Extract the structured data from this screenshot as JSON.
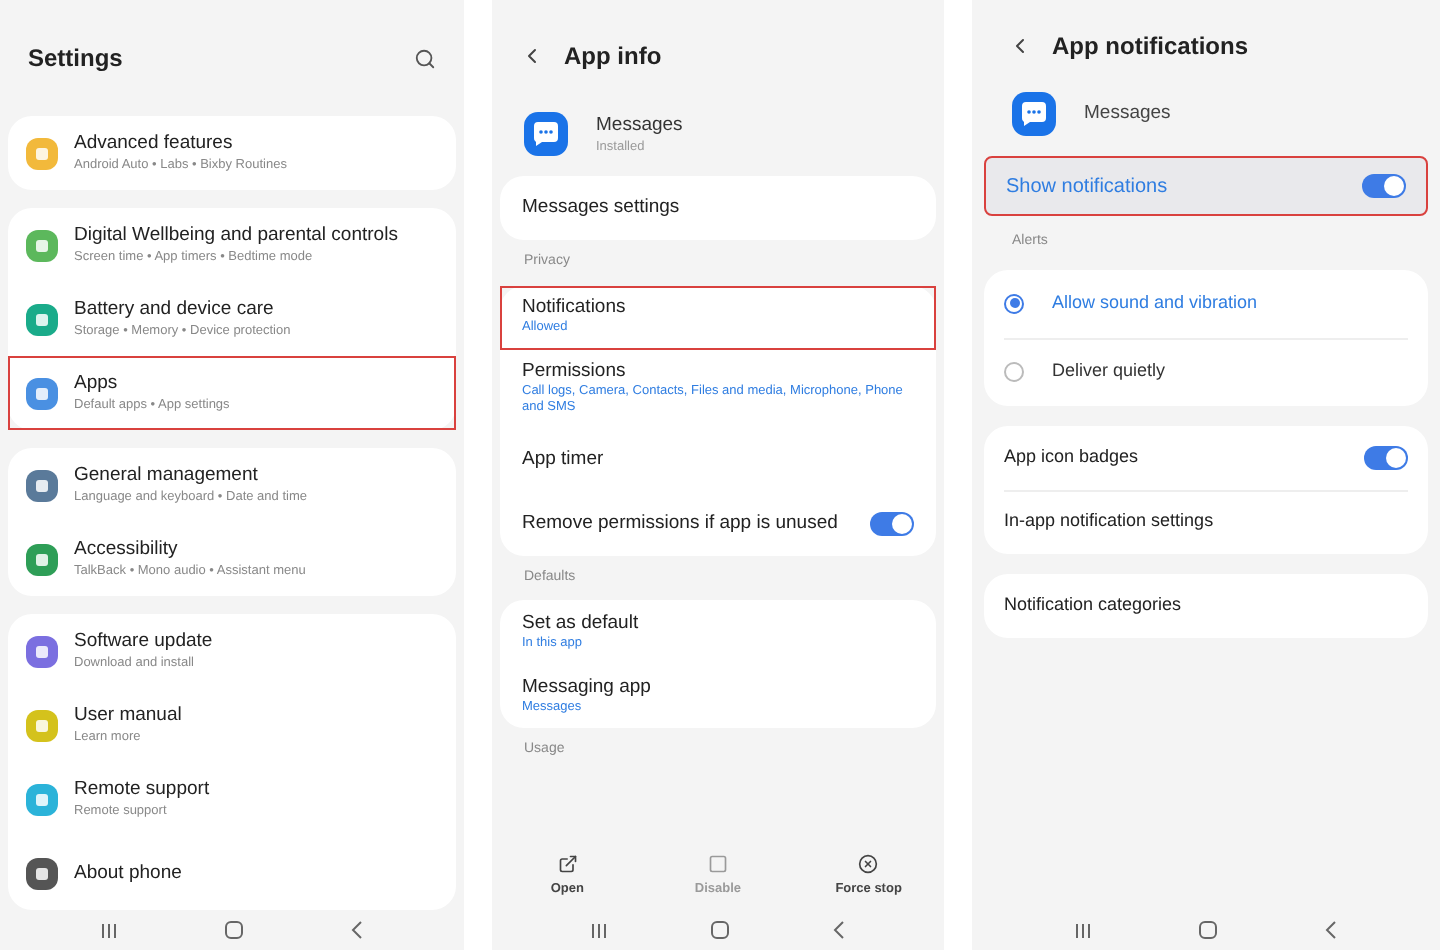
{
  "settings": {
    "title": "Settings",
    "groups": [
      [
        {
          "title": "Advanced features",
          "subtitle": "Android Auto • Labs • Bixby Routines",
          "color": "#f2b93b",
          "highlighted": false
        }
      ],
      [
        {
          "title": "Digital Wellbeing and parental controls",
          "subtitle": "Screen time • App timers • Bedtime mode",
          "color": "#5cb85c",
          "highlighted": false
        },
        {
          "title": "Battery and device care",
          "subtitle": "Storage • Memory • Device protection",
          "color": "#1aab8a",
          "highlighted": false
        },
        {
          "title": "Apps",
          "subtitle": "Default apps • App settings",
          "color": "#4a90e2",
          "highlighted": true
        }
      ],
      [
        {
          "title": "General management",
          "subtitle": "Language and keyboard • Date and time",
          "color": "#5a7a9a",
          "highlighted": false
        },
        {
          "title": "Accessibility",
          "subtitle": "TalkBack • Mono audio • Assistant menu",
          "color": "#2e9e57",
          "highlighted": false
        }
      ],
      [
        {
          "title": "Software update",
          "subtitle": "Download and install",
          "color": "#7b6fe0",
          "highlighted": false
        },
        {
          "title": "User manual",
          "subtitle": "Learn more",
          "color": "#d4c21c",
          "highlighted": false
        },
        {
          "title": "Remote support",
          "subtitle": "Remote support",
          "color": "#2bb3d9",
          "highlighted": false
        },
        {
          "title": "About phone",
          "color": "#555555",
          "highlighted": false
        }
      ]
    ]
  },
  "app_info": {
    "title": "App info",
    "app": {
      "name": "Messages",
      "status": "Installed"
    },
    "sections": [
      {
        "items": [
          {
            "kind": "link",
            "title": "Messages settings",
            "highlighted": false
          }
        ]
      },
      {
        "header": "Privacy",
        "items": [
          {
            "kind": "link",
            "title": "Notifications",
            "subtitle": "Allowed",
            "highlighted": true
          },
          {
            "kind": "link",
            "title": "Permissions",
            "subtitle": "Call logs, Camera, Contacts, Files and media, Microphone, Phone and SMS",
            "highlighted": false
          },
          {
            "kind": "link",
            "title": "App timer",
            "highlighted": false
          },
          {
            "kind": "toggle",
            "title": "Remove permissions if app is unused",
            "on": true,
            "highlighted": false
          }
        ]
      },
      {
        "header": "Defaults",
        "items": [
          {
            "kind": "link",
            "title": "Set as default",
            "subtitle": "In this app",
            "highlighted": false
          },
          {
            "kind": "link",
            "title": "Messaging app",
            "subtitle": "Messages",
            "highlighted": false
          }
        ]
      },
      {
        "header": "Usage"
      }
    ],
    "actions": [
      {
        "kind": "open",
        "label": "Open",
        "disabled": false
      },
      {
        "kind": "disable",
        "label": "Disable",
        "disabled": true
      },
      {
        "kind": "stop",
        "label": "Force stop",
        "disabled": false
      }
    ]
  },
  "app_notifications": {
    "title": "App notifications",
    "app": {
      "name": "Messages"
    },
    "master": {
      "title": "Show notifications",
      "on": true,
      "highlighted": true
    },
    "alerts_header": "Alerts",
    "alerts": [
      {
        "label": "Allow sound and vibration",
        "selected": true
      },
      {
        "label": "Deliver quietly",
        "selected": false
      }
    ],
    "sections": [
      [
        {
          "kind": "toggle",
          "title": "App icon badges",
          "on": true
        },
        {
          "kind": "link",
          "title": "In-app notification settings"
        }
      ],
      [
        {
          "kind": "link",
          "title": "Notification categories"
        }
      ]
    ]
  }
}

───

▶ WHAT YOU SHOULD DO: Leave out the pictures and transcribe the entries above exactly.

▶ THE RESPONSE:
Extract the structured data from this screenshot as JSON.
{
  "settings": {
    "title": "Settings",
    "groups": [
      [
        {
          "title": "Advanced features",
          "subtitle": "Android Auto • Labs • Bixby Routines",
          "color": "#f2b93b",
          "highlighted": false
        }
      ],
      [
        {
          "title": "Digital Wellbeing and parental controls",
          "subtitle": "Screen time • App timers • Bedtime mode",
          "color": "#5cb85c",
          "highlighted": false
        },
        {
          "title": "Battery and device care",
          "subtitle": "Storage • Memory • Device protection",
          "color": "#1aab8a",
          "highlighted": false
        },
        {
          "title": "Apps",
          "subtitle": "Default apps • App settings",
          "color": "#4a90e2",
          "highlighted": true
        }
      ],
      [
        {
          "title": "General management",
          "subtitle": "Language and keyboard • Date and time",
          "color": "#5a7a9a",
          "highlighted": false
        },
        {
          "title": "Accessibility",
          "subtitle": "TalkBack • Mono audio • Assistant menu",
          "color": "#2e9e57",
          "highlighted": false
        }
      ],
      [
        {
          "title": "Software update",
          "subtitle": "Download and install",
          "color": "#7b6fe0",
          "highlighted": false
        },
        {
          "title": "User manual",
          "subtitle": "Learn more",
          "color": "#d4c21c",
          "highlighted": false
        },
        {
          "title": "Remote support",
          "subtitle": "Remote support",
          "color": "#2bb3d9",
          "highlighted": false
        },
        {
          "title": "About phone",
          "color": "#555555",
          "highlighted": false
        }
      ]
    ]
  },
  "app_info": {
    "title": "App info",
    "app": {
      "name": "Messages",
      "status": "Installed"
    },
    "sections": [
      {
        "items": [
          {
            "kind": "link",
            "title": "Messages settings",
            "highlighted": false
          }
        ]
      },
      {
        "header": "Privacy",
        "items": [
          {
            "kind": "link",
            "title": "Notifications",
            "subtitle": "Allowed",
            "highlighted": true
          },
          {
            "kind": "link",
            "title": "Permissions",
            "subtitle": "Call logs, Camera, Contacts, Files and media, Microphone, Phone and SMS",
            "highlighted": false
          },
          {
            "kind": "link",
            "title": "App timer",
            "highlighted": false
          },
          {
            "kind": "toggle",
            "title": "Remove permissions if app is unused",
            "on": true,
            "highlighted": false
          }
        ]
      },
      {
        "header": "Defaults",
        "items": [
          {
            "kind": "link",
            "title": "Set as default",
            "subtitle": "In this app",
            "highlighted": false
          },
          {
            "kind": "link",
            "title": "Messaging app",
            "subtitle": "Messages",
            "highlighted": false
          }
        ]
      },
      {
        "header": "Usage"
      }
    ],
    "actions": [
      {
        "kind": "open",
        "label": "Open",
        "disabled": false
      },
      {
        "kind": "disable",
        "label": "Disable",
        "disabled": true
      },
      {
        "kind": "stop",
        "label": "Force stop",
        "disabled": false
      }
    ]
  },
  "app_notifications": {
    "title": "App notifications",
    "app": {
      "name": "Messages"
    },
    "master": {
      "title": "Show notifications",
      "on": true,
      "highlighted": true
    },
    "alerts_header": "Alerts",
    "alerts": [
      {
        "label": "Allow sound and vibration",
        "selected": true
      },
      {
        "label": "Deliver quietly",
        "selected": false
      }
    ],
    "sections": [
      [
        {
          "kind": "toggle",
          "title": "App icon badges",
          "on": true
        },
        {
          "kind": "link",
          "title": "In-app notification settings"
        }
      ],
      [
        {
          "kind": "link",
          "title": "Notification categories"
        }
      ]
    ]
  }
}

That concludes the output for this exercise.